Data items:
* start *
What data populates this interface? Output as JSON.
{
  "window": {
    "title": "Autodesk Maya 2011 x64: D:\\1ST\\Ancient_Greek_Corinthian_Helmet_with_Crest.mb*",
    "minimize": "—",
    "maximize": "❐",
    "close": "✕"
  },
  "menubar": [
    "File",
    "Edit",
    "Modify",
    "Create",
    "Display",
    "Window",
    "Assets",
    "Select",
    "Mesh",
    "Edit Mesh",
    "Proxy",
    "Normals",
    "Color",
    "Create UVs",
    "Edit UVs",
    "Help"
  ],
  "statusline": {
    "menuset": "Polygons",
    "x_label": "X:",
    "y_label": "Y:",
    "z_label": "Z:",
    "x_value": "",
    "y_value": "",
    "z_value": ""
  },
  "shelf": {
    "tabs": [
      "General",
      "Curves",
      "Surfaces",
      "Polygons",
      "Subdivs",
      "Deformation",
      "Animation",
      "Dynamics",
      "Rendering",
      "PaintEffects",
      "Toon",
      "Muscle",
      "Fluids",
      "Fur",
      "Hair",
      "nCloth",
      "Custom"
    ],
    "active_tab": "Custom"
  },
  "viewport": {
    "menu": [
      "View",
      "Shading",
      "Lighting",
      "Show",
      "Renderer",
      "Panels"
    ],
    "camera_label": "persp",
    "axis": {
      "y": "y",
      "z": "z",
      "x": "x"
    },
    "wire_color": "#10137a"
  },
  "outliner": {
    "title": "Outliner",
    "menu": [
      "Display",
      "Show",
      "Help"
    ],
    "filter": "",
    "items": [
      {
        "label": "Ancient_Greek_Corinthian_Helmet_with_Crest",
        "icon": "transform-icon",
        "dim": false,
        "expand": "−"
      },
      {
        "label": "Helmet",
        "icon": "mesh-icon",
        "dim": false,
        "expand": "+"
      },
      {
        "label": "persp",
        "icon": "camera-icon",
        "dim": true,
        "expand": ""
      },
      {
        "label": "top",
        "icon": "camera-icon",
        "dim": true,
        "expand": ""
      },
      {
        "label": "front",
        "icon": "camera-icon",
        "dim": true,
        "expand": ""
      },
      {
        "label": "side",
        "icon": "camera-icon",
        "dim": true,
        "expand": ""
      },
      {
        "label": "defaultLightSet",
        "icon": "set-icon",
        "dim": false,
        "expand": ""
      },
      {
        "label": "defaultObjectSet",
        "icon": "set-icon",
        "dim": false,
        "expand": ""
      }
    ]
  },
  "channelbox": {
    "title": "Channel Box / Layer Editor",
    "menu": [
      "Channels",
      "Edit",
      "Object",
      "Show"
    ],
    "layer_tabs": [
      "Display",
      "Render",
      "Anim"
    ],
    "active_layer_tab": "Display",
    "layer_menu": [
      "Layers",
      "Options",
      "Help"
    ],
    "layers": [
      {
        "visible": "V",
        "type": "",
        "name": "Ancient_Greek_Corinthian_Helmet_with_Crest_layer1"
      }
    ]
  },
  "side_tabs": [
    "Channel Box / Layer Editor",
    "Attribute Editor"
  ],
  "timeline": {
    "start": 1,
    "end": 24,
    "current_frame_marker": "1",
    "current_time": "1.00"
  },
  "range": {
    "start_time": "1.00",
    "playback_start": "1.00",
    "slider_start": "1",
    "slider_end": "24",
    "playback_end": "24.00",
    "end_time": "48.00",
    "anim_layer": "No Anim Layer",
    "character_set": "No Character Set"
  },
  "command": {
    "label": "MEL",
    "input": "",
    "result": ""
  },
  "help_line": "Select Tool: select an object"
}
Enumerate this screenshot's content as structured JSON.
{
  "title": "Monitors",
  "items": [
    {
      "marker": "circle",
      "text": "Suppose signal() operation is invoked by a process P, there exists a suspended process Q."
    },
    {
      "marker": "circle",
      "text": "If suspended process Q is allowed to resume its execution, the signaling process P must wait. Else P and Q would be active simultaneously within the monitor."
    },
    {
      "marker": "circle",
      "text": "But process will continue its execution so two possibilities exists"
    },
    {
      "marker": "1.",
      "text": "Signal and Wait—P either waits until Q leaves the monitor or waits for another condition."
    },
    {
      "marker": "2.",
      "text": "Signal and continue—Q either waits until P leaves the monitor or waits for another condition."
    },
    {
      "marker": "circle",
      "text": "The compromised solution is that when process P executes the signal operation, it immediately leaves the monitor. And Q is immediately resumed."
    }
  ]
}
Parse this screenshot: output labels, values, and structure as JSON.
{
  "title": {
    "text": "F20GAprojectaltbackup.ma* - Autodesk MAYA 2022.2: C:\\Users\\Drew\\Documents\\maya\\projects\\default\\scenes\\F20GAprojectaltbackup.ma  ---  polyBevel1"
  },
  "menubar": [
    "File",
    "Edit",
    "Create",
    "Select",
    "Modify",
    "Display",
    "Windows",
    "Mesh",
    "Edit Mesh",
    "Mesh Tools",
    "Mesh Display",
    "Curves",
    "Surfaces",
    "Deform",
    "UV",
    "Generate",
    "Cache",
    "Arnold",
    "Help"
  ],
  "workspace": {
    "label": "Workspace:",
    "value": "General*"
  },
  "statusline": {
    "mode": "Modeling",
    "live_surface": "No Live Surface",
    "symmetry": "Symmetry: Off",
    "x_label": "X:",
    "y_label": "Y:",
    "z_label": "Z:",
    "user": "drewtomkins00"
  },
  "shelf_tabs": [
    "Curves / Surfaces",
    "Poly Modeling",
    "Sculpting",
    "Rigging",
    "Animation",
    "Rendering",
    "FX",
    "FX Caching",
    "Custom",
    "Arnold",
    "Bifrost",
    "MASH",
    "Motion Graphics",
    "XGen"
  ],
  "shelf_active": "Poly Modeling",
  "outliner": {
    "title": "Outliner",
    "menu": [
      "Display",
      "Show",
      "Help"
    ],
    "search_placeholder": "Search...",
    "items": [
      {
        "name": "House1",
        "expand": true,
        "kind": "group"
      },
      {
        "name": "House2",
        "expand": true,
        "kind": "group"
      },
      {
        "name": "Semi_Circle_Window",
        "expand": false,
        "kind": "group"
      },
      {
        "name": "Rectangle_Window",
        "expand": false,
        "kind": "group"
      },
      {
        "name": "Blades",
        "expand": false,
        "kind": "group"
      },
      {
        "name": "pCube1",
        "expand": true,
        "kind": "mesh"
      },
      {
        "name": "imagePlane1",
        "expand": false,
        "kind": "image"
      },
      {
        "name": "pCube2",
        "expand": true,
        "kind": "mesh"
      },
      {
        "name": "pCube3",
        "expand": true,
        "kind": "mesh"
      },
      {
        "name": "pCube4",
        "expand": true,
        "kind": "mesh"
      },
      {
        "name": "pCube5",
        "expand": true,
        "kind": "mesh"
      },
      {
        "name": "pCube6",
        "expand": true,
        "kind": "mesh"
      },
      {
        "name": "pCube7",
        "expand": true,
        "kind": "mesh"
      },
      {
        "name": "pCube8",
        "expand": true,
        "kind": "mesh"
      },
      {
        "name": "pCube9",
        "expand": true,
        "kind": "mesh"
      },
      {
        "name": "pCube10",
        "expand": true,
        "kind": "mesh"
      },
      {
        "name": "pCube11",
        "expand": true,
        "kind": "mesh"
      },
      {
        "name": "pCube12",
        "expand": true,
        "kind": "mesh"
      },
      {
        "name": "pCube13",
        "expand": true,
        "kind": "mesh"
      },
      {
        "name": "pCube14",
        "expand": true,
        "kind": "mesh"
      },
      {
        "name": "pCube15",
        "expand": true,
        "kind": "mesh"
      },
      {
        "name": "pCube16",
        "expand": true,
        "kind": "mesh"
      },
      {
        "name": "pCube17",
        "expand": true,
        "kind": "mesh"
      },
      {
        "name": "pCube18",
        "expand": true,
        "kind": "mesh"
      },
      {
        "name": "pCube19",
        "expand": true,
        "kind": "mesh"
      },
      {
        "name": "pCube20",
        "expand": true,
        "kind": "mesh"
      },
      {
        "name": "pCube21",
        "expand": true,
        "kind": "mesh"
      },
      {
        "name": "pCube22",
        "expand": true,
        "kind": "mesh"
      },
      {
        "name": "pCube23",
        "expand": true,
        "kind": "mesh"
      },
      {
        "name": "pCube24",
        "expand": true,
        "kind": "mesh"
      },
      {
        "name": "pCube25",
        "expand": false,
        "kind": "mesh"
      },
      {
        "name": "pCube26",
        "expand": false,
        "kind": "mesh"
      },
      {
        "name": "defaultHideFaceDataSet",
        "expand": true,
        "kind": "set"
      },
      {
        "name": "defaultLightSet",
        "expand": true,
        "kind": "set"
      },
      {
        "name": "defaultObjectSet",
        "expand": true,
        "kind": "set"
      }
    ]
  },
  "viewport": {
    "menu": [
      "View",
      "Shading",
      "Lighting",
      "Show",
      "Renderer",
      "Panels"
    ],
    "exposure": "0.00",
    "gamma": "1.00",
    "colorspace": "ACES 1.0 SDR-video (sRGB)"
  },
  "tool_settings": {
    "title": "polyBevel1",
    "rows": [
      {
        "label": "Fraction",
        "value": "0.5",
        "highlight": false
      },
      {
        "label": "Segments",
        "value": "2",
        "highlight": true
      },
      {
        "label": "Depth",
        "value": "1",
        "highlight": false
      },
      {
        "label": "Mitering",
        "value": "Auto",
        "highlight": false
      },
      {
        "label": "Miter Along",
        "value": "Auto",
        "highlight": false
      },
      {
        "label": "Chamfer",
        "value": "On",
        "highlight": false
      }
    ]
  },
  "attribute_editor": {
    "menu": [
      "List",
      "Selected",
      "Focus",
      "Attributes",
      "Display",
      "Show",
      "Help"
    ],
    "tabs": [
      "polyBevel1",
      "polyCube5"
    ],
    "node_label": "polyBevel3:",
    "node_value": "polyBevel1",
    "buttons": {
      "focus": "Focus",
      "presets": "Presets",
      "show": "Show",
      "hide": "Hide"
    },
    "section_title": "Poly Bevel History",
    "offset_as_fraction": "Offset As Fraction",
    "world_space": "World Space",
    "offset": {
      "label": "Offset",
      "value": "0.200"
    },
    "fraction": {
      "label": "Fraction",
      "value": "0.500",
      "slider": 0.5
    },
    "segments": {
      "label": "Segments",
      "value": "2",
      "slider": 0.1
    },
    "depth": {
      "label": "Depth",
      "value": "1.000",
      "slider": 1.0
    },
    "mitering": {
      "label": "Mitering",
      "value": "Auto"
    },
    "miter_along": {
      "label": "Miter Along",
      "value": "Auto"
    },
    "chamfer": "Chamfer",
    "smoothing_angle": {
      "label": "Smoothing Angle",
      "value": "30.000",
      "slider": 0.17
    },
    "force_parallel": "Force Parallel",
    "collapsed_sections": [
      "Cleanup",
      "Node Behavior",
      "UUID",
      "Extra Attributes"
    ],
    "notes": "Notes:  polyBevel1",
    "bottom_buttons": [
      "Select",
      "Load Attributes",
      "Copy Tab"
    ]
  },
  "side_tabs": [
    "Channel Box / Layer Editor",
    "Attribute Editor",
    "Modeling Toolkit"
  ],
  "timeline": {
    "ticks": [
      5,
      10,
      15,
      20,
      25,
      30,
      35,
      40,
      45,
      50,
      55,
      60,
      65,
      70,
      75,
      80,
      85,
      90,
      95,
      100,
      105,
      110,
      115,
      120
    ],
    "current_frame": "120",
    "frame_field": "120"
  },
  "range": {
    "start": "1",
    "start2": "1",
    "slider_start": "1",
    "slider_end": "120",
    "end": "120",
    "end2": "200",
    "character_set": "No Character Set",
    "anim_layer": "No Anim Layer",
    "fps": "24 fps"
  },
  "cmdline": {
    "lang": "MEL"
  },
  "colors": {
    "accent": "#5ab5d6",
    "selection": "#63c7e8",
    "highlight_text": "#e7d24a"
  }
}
* end *
** WHAT IS ASKED **
Locate the word "JSON" in the records and collect each line it appears in.

** SOLUTION **
What data populates this interface? Output as JSON.
Enumerate this screenshot's content as structured JSON.
Parse this screenshot: output labels, values, and structure as JSON.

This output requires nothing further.